- [Directions for this task]:
Faithfully return all lines, omitting every embedded picture.

Part of a data file

★ ★ ★ ★ ★ ★ ★

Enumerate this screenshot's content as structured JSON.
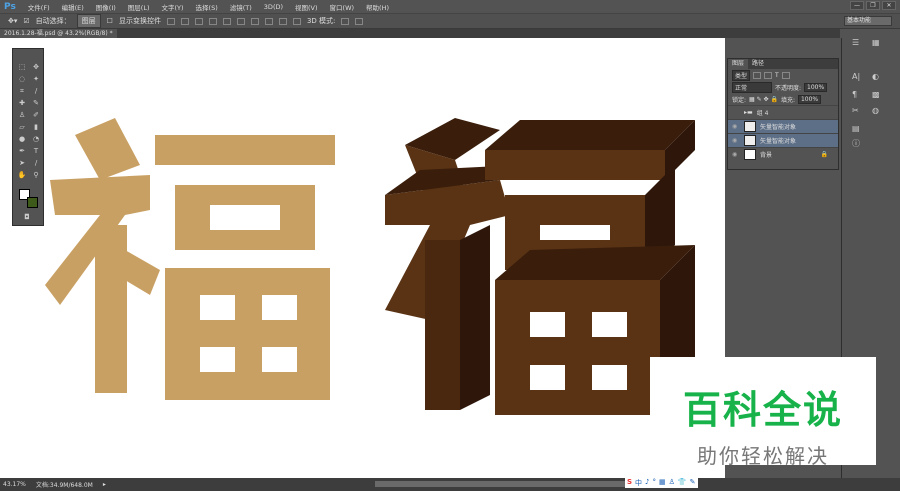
{
  "app": {
    "logo": "Ps",
    "menus": [
      "文件(F)",
      "编辑(E)",
      "图像(I)",
      "图层(L)",
      "文字(Y)",
      "选择(S)",
      "滤镜(T)",
      "3D(D)",
      "视图(V)",
      "窗口(W)",
      "帮助(H)"
    ],
    "window_buttons": [
      "—",
      "❐",
      "✕"
    ]
  },
  "options": {
    "auto_select_label": "自动选择：",
    "auto_select_value": "图层",
    "show_transform": "显示变换控件",
    "mode_3d": "3D 模式:",
    "workspace": "基本功能"
  },
  "document": {
    "tab": "2016.1.28-福.psd @ 43.2%(RGB/8) *"
  },
  "layers_panel": {
    "tabs": [
      "图层",
      "路径"
    ],
    "filter": "类型",
    "blend_mode": "正常",
    "opacity_label": "不透明度:",
    "opacity": "100%",
    "lock_label": "锁定:",
    "fill_label": "填充:",
    "fill": "100%",
    "layers": [
      {
        "name": "组 4",
        "selected": false
      },
      {
        "name": "矢量智能对象",
        "selected": true
      },
      {
        "name": "矢量智能对象",
        "selected": true
      },
      {
        "name": "背景",
        "selected": false
      }
    ]
  },
  "status": {
    "zoom": "43.17%",
    "doc_size": "文档:34.9M/648.0M"
  },
  "ime": [
    "S",
    "中",
    "♪",
    "°",
    "▦",
    "♙",
    "👕",
    "✎"
  ],
  "watermark": {
    "title": "百科全说",
    "subtitle": "助你轻松解决"
  },
  "colors": {
    "flat_glyph": "#c9a063",
    "glyph_front": "#5a3314",
    "glyph_side": "#3a1e0b",
    "watermark_green": "#17b34a"
  }
}
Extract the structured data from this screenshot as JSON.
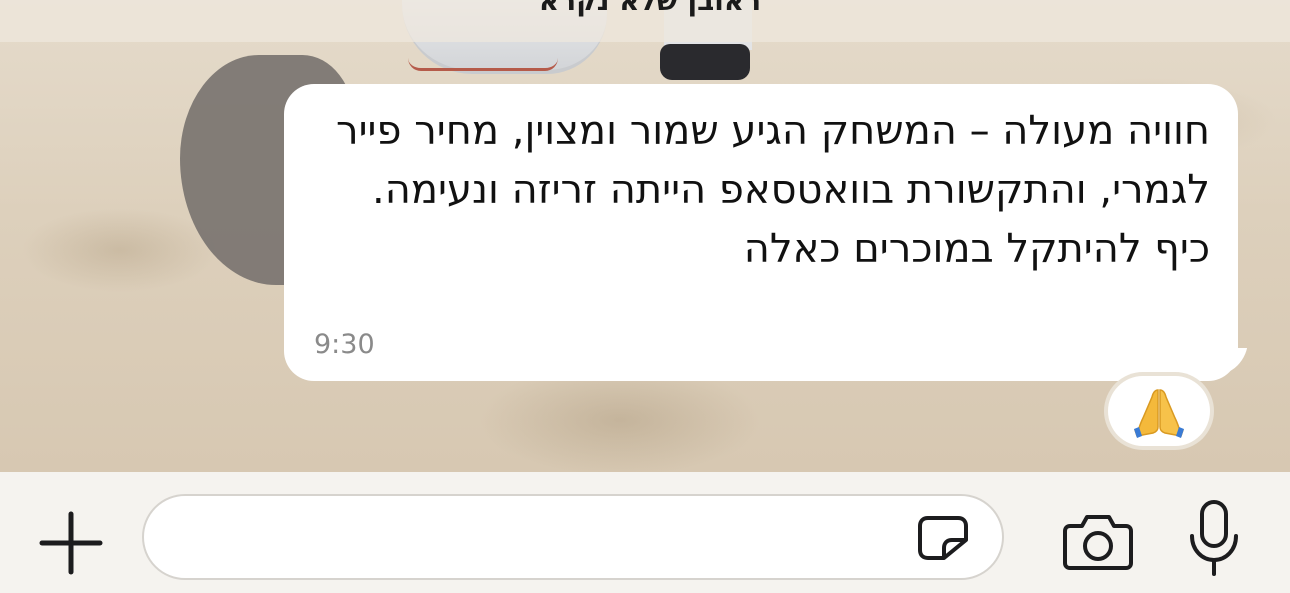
{
  "chat": {
    "header_name": "ראובן שלא נקרא"
  },
  "message": {
    "text": "חוויה מעולה – המשחק הגיע שמור ומצוין, מחיר פייר לגמרי, והתקשורת בוואטסאפ הייתה זריזה ונעימה. כיף להיתקל במוכרים כאלה",
    "time": "9:30",
    "reaction": "🙏",
    "reaction_icon": "folded-hands-icon"
  },
  "composer": {
    "input_value": "",
    "icons": {
      "plus": "plus-icon",
      "sticker": "sticker-icon",
      "camera": "camera-icon",
      "mic": "microphone-icon"
    }
  },
  "colors": {
    "bubble": "#ffffff",
    "input_bar": "#f5f3ef",
    "icon": "#1c1c1e",
    "timestamp": "#8a8a8a"
  }
}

★ ★ ★ ★ ★ ★ ★

- [The answer]:
Enumerate this screenshot's content as structured JSON.
{
  "app": {
    "logo": "Ps",
    "menus": [
      "文件(F)",
      "编辑(E)",
      "图像(I)",
      "图层(L)",
      "文字(Y)",
      "选择(S)",
      "滤镜(T)",
      "3D(D)",
      "视图(V)",
      "窗口(W)",
      "帮助(H)"
    ],
    "window_buttons": [
      "—",
      "❐",
      "✕"
    ]
  },
  "options": {
    "auto_select_label": "自动选择：",
    "auto_select_value": "图层",
    "show_transform": "显示变换控件",
    "mode_3d": "3D 模式:",
    "workspace": "基本功能"
  },
  "document": {
    "tab": "2016.1.28-福.psd @ 43.2%(RGB/8) *"
  },
  "layers_panel": {
    "tabs": [
      "图层",
      "路径"
    ],
    "filter": "类型",
    "blend_mode": "正常",
    "opacity_label": "不透明度:",
    "opacity": "100%",
    "lock_label": "锁定:",
    "fill_label": "填充:",
    "fill": "100%",
    "layers": [
      {
        "name": "组 4",
        "selected": false
      },
      {
        "name": "矢量智能对象",
        "selected": true
      },
      {
        "name": "矢量智能对象",
        "selected": true
      },
      {
        "name": "背景",
        "selected": false
      }
    ]
  },
  "status": {
    "zoom": "43.17%",
    "doc_size": "文档:34.9M/648.0M"
  },
  "ime": [
    "S",
    "中",
    "♪",
    "°",
    "▦",
    "♙",
    "👕",
    "✎"
  ],
  "watermark": {
    "title": "百科全说",
    "subtitle": "助你轻松解决"
  },
  "colors": {
    "flat_glyph": "#c9a063",
    "glyph_front": "#5a3314",
    "glyph_side": "#3a1e0b",
    "watermark_green": "#17b34a"
  }
}
Extract the structured data from this screenshot as JSON.
{
  "chat": {
    "header_name": "ראובן שלא נקרא"
  },
  "message": {
    "text": "חוויה מעולה – המשחק הגיע שמור ומצוין, מחיר פייר לגמרי, והתקשורת בוואטסאפ הייתה זריזה ונעימה. כיף להיתקל במוכרים כאלה",
    "time": "9:30",
    "reaction": "🙏",
    "reaction_icon": "folded-hands-icon"
  },
  "composer": {
    "input_value": "",
    "icons": {
      "plus": "plus-icon",
      "sticker": "sticker-icon",
      "camera": "camera-icon",
      "mic": "microphone-icon"
    }
  },
  "colors": {
    "bubble": "#ffffff",
    "input_bar": "#f5f3ef",
    "icon": "#1c1c1e",
    "timestamp": "#8a8a8a"
  }
}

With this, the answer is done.